_What to produce_
Which lines in the records below contain the word "JSON"? Copy each one out.

- - -

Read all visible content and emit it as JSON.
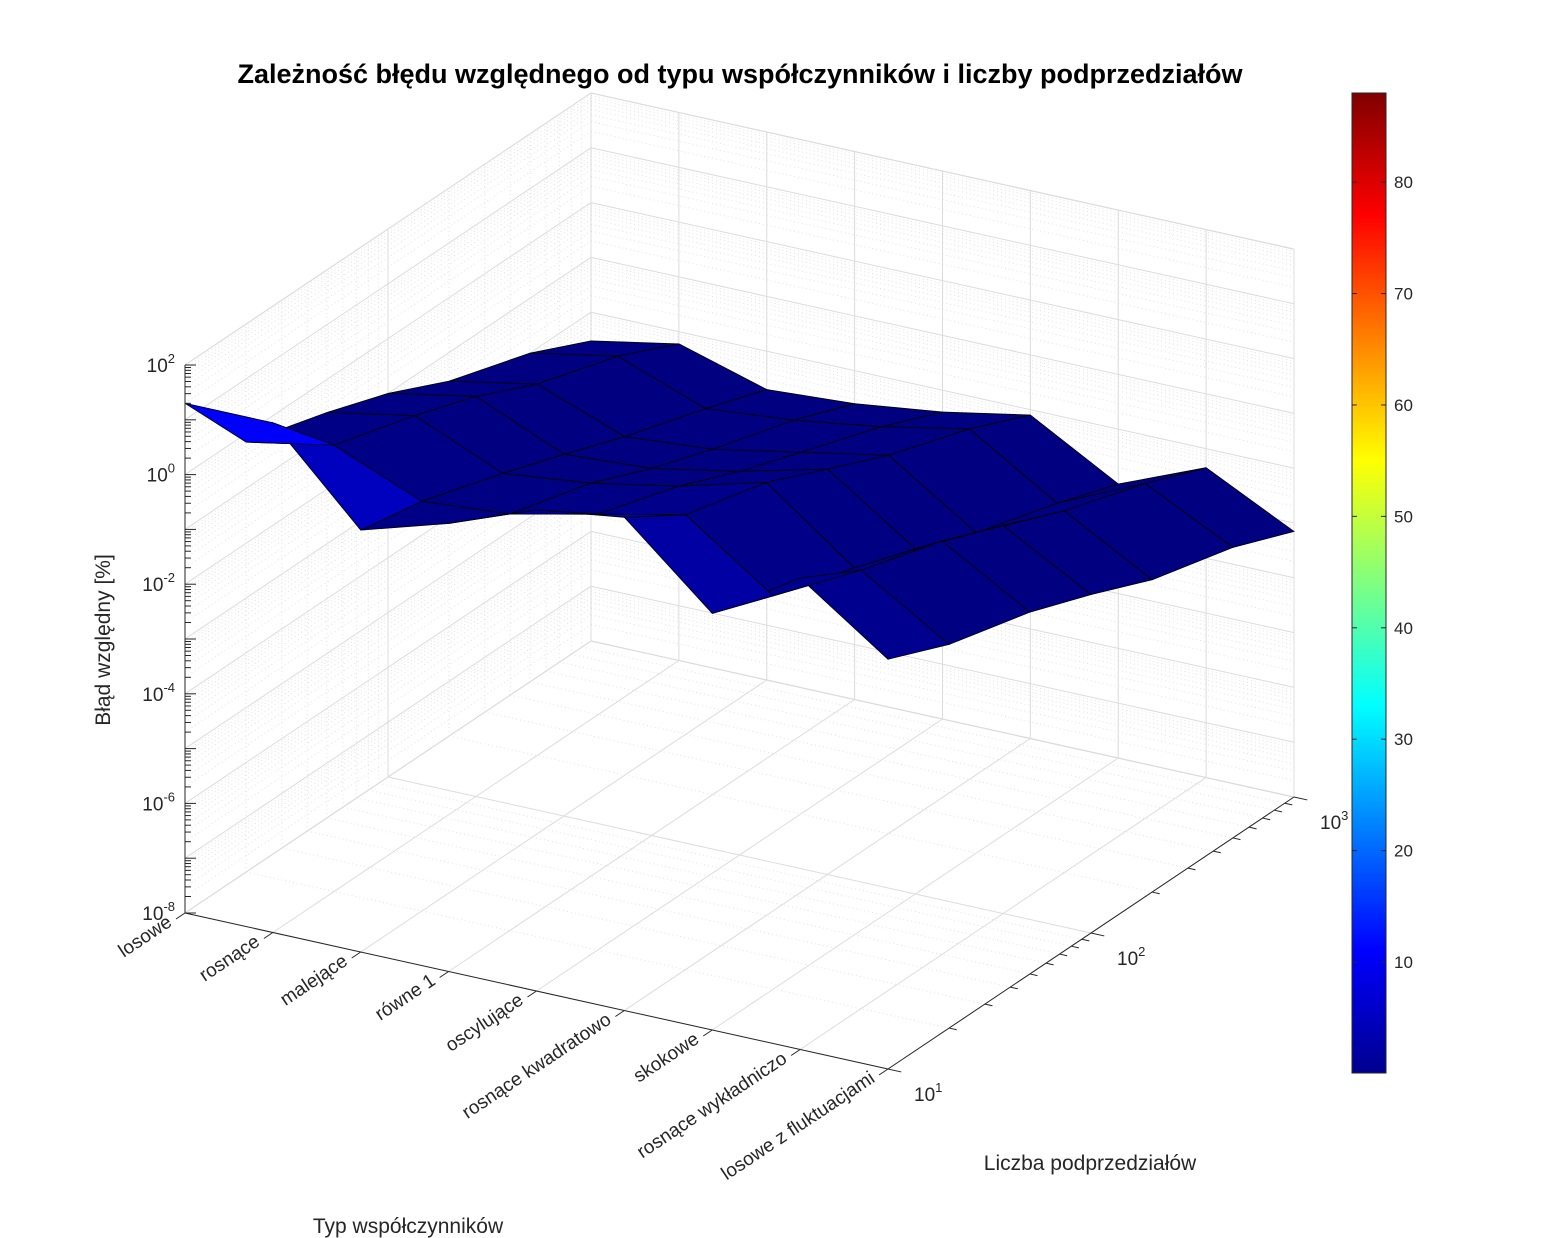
{
  "chart_data": {
    "type": "surface",
    "title": "Zależność błędu względnego od typu współczynników i liczby podprzedziałów",
    "xlabel": "Typ współczynników",
    "ylabel": "Liczba podprzedziałów",
    "zlabel": "Błąd względny [%]",
    "categories": [
      "losowe",
      "rosnące",
      "malejące",
      "równe 1",
      "oscylujące",
      "rosnące kwadratowo",
      "skokowe",
      "rosnące wykładniczo",
      "losowe z fluktuacjami"
    ],
    "y_ticks": [
      {
        "base": "10",
        "exp": "1",
        "value": 10
      },
      {
        "base": "10",
        "exp": "2",
        "value": 100
      },
      {
        "base": "10",
        "exp": "3",
        "value": 1000
      }
    ],
    "z_ticks": [
      {
        "base": "10",
        "exp": "-8",
        "value": 1e-08
      },
      {
        "base": "10",
        "exp": "-6",
        "value": 1e-06
      },
      {
        "base": "10",
        "exp": "-4",
        "value": 0.0001
      },
      {
        "base": "10",
        "exp": "-2",
        "value": 0.01
      },
      {
        "base": "10",
        "exp": "0",
        "value": 1
      },
      {
        "base": "10",
        "exp": "2",
        "value": 100
      }
    ],
    "ylim": [
      10,
      1000
    ],
    "zlim": [
      1e-08,
      100
    ],
    "zscale": "log",
    "grid": true,
    "colormap": "jet",
    "colorbar": {
      "ticks": [
        "10",
        "20",
        "30",
        "40",
        "50",
        "60",
        "70",
        "80"
      ],
      "clim": [
        0.04,
        88
      ],
      "location": "right"
    }
  }
}
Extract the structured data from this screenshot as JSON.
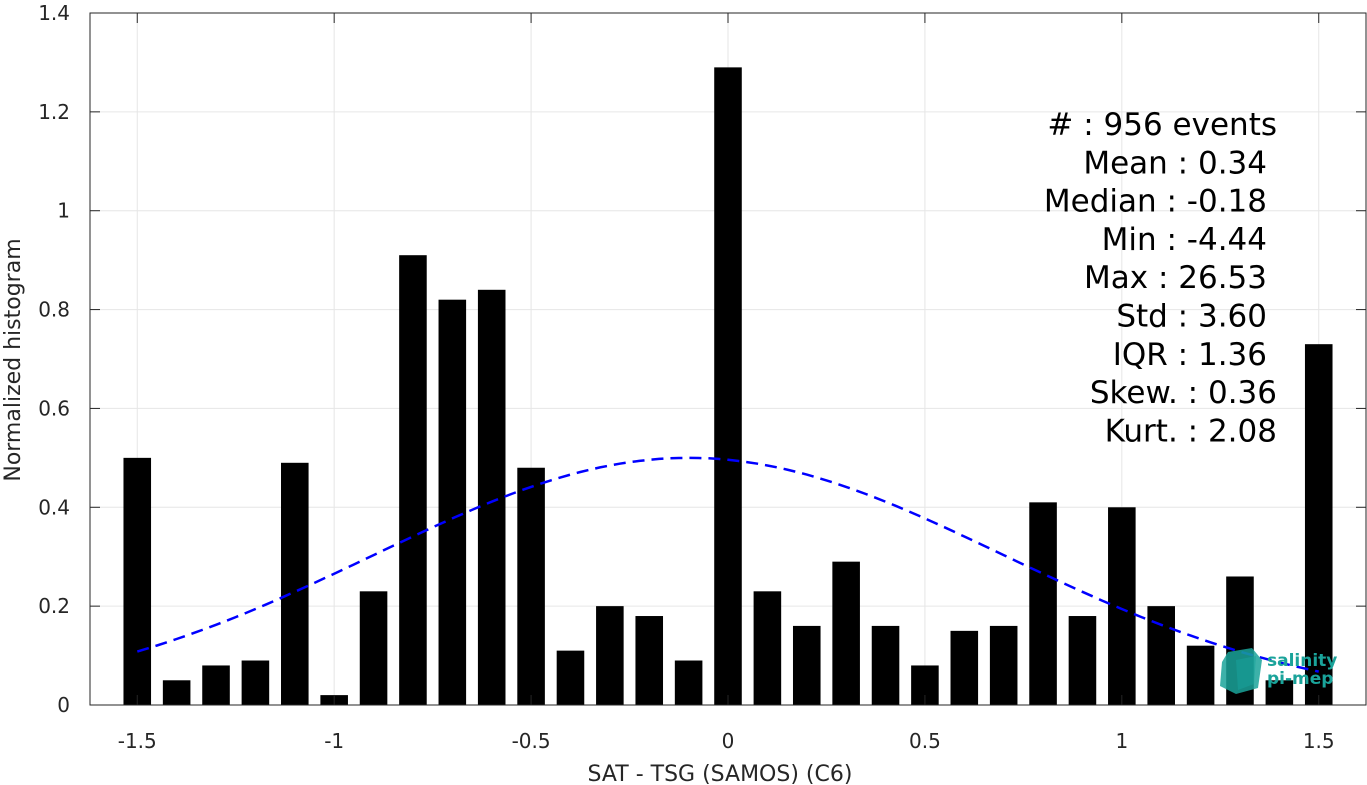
{
  "chart_data": {
    "type": "bar",
    "title": "",
    "xlabel": "SAT - TSG (SAMOS) (C6)",
    "ylabel": "Normalized histogram",
    "xlim": [
      -1.62,
      1.62
    ],
    "ylim": [
      0,
      1.4
    ],
    "grid": true,
    "bar_width": 0.07,
    "x_ticks": [
      -1.5,
      -1,
      -0.5,
      0,
      0.5,
      1,
      1.5
    ],
    "x_tick_labels": [
      "-1.5",
      "-1",
      "-0.5",
      "0",
      "0.5",
      "1",
      "1.5"
    ],
    "y_ticks": [
      0,
      0.2,
      0.4,
      0.6,
      0.8,
      1,
      1.2,
      1.4
    ],
    "y_tick_labels": [
      "0",
      "0.2",
      "0.4",
      "0.6",
      "0.8",
      "1",
      "1.2",
      "1.4"
    ],
    "x": [
      -1.5,
      -1.4,
      -1.3,
      -1.2,
      -1.1,
      -1.0,
      -0.9,
      -0.8,
      -0.7,
      -0.6,
      -0.5,
      -0.4,
      -0.3,
      -0.2,
      -0.1,
      0.0,
      0.1,
      0.2,
      0.3,
      0.4,
      0.5,
      0.6,
      0.7,
      0.8,
      0.9,
      1.0,
      1.1,
      1.2,
      1.3,
      1.4,
      1.5
    ],
    "values": [
      0.5,
      0.05,
      0.08,
      0.09,
      0.49,
      0.02,
      0.23,
      0.91,
      0.82,
      0.84,
      0.48,
      0.11,
      0.2,
      0.18,
      0.09,
      1.29,
      0.23,
      0.16,
      0.29,
      0.16,
      0.08,
      0.15,
      0.16,
      0.41,
      0.18,
      0.4,
      0.2,
      0.12,
      0.26,
      0.05,
      0.73
    ],
    "bar_color": "#000000",
    "fit_curve": {
      "style": "dashed",
      "color": "#0000ff",
      "x_range": [
        -1.5,
        1.5
      ],
      "mean": -0.1,
      "std": 0.8,
      "peak": 0.5
    },
    "stats": [
      "#  : 956 events",
      "Mean : 0.34",
      "Median : -0.18",
      "Min : -4.44",
      "Max : 26.53",
      "Std : 3.60",
      "IQR : 1.36",
      "Skew. : 0.36",
      "Kurt. : 2.08"
    ]
  },
  "logo": {
    "line1": "salinity",
    "line2": "pi-mep",
    "color": "#1aa39a"
  }
}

- - -

_The completed task_
Read all visible content and emit it as JSON.
Extract the structured data from this screenshot as JSON.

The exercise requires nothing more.